— begin —

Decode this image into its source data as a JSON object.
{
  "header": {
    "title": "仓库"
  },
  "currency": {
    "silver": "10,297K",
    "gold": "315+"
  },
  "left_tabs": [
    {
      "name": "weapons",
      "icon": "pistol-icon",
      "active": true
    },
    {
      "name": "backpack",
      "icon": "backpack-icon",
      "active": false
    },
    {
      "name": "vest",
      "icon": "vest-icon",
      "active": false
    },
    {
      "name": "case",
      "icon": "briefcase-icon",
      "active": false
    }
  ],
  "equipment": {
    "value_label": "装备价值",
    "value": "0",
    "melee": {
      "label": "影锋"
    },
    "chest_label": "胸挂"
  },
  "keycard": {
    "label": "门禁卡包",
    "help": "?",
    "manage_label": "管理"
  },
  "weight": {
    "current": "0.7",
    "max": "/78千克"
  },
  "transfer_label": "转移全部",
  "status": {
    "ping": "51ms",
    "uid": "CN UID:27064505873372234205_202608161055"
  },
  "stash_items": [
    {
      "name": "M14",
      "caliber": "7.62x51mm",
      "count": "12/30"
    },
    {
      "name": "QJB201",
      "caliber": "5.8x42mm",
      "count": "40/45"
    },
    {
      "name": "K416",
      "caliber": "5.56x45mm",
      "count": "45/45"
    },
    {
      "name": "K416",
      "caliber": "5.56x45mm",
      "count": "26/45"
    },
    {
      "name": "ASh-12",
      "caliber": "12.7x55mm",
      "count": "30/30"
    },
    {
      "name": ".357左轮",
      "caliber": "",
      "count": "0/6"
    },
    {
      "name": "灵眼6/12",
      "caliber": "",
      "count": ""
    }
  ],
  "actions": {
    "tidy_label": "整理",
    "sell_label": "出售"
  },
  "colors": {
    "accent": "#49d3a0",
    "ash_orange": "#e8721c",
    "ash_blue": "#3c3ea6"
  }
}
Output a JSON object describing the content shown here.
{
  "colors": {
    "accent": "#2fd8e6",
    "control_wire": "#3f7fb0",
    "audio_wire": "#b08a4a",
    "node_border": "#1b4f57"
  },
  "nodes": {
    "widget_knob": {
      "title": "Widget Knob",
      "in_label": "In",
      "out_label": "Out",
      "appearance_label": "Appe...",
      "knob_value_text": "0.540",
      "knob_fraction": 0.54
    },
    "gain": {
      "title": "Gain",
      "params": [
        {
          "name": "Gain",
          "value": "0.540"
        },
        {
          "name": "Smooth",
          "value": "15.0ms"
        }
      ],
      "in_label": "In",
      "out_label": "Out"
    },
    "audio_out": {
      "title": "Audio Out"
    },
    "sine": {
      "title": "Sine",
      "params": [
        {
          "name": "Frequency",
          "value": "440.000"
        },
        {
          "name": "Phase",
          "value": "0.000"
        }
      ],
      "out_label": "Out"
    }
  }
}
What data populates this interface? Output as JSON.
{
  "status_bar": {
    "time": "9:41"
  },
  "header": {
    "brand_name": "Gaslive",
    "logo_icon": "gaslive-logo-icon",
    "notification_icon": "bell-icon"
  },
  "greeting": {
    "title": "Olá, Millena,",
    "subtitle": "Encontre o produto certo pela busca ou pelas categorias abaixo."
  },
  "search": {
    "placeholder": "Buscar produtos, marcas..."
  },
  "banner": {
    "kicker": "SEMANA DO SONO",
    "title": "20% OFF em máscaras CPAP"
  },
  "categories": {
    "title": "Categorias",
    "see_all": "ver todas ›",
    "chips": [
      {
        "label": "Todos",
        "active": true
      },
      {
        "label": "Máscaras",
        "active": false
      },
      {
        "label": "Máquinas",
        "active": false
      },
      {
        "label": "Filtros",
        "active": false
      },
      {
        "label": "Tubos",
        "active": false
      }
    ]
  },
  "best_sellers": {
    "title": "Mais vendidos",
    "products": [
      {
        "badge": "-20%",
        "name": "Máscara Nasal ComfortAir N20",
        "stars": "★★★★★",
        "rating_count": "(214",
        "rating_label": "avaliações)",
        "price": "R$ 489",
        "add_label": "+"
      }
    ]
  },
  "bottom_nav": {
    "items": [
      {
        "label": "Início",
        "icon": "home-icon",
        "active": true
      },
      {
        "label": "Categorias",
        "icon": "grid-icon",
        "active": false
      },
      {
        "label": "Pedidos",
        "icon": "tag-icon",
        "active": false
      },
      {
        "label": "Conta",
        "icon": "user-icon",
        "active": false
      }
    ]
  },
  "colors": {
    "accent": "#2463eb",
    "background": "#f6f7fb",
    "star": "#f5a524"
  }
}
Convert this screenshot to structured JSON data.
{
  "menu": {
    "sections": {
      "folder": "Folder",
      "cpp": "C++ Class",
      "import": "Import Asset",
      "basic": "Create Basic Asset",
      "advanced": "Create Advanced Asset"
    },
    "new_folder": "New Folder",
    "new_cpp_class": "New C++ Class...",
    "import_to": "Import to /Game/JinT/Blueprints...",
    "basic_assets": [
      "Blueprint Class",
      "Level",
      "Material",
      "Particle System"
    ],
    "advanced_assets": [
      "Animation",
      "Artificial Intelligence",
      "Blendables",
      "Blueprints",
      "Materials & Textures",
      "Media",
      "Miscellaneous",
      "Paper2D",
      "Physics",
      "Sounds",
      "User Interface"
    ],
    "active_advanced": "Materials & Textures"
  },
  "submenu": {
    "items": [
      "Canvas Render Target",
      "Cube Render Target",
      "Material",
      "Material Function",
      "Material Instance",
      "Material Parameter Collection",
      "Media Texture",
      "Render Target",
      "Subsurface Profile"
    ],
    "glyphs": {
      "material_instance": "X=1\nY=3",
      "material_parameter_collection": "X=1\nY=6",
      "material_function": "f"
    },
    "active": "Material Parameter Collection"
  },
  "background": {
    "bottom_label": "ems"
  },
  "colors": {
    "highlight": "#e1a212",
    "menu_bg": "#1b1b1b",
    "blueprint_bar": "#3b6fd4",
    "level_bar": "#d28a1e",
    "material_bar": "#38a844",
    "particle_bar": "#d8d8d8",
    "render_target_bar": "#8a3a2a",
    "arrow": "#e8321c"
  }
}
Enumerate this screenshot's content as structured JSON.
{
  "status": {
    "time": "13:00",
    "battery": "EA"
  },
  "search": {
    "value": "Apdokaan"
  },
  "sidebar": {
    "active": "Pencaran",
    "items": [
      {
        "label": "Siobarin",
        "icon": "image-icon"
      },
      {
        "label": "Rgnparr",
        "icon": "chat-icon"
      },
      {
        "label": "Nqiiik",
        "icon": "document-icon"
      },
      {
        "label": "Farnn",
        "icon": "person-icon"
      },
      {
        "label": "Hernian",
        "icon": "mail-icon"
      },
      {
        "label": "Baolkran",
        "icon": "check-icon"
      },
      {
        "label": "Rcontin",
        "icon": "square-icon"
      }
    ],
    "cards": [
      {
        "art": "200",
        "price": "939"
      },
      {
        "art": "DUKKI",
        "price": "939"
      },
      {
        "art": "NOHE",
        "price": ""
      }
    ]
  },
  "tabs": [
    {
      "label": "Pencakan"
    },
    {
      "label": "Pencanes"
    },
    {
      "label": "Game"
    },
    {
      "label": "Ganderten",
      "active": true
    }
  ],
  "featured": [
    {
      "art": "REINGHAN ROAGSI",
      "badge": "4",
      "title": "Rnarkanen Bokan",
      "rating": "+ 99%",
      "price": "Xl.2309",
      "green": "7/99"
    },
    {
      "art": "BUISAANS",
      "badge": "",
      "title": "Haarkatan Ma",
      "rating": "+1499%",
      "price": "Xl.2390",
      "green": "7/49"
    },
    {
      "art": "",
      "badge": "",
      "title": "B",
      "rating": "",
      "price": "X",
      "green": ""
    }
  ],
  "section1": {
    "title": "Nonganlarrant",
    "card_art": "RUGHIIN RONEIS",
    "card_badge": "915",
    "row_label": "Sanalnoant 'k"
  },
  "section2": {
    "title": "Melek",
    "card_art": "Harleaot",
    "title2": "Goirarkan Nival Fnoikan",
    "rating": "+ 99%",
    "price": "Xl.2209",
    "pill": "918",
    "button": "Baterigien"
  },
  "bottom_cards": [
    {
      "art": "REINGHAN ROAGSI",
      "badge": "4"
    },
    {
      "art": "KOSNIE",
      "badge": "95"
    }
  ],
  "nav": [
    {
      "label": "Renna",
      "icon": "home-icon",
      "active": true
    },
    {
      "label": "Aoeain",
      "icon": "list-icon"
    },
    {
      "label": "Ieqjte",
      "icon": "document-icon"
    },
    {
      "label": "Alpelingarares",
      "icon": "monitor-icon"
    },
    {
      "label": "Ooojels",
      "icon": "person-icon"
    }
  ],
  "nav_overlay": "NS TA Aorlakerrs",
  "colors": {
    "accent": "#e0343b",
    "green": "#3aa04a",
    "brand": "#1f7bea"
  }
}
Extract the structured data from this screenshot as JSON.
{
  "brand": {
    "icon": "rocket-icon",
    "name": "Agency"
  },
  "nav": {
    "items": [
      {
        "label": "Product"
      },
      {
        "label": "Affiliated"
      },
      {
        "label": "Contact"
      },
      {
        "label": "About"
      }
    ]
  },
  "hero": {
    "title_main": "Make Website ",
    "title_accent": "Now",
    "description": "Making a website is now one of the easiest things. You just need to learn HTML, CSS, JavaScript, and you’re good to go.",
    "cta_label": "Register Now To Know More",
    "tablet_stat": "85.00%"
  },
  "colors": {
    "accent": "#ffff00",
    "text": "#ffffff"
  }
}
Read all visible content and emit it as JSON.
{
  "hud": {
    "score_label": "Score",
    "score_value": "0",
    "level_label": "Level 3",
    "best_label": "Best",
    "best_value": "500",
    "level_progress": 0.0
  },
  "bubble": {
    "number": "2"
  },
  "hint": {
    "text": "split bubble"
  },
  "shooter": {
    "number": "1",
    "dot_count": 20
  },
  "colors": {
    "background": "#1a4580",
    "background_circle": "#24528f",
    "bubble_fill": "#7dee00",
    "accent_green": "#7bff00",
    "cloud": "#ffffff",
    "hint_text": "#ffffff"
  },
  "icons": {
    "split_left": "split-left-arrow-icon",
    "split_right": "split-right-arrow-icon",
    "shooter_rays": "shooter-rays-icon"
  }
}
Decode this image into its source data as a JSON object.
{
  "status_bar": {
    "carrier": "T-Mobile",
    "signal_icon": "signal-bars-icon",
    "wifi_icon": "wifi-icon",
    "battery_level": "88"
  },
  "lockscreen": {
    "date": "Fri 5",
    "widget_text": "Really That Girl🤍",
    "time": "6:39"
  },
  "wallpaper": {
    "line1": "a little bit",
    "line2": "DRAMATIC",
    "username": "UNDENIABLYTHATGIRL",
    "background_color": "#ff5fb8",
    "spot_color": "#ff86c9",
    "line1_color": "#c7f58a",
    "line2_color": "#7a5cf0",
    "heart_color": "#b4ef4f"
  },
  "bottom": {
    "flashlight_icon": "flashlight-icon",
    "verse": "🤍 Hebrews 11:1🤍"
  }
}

— end —

- Task directions -
Read through the data and copy every line where "Textures" shows up.

- Response -
      "Materials & Textures",
    "active_advanced": "Materials & Textures"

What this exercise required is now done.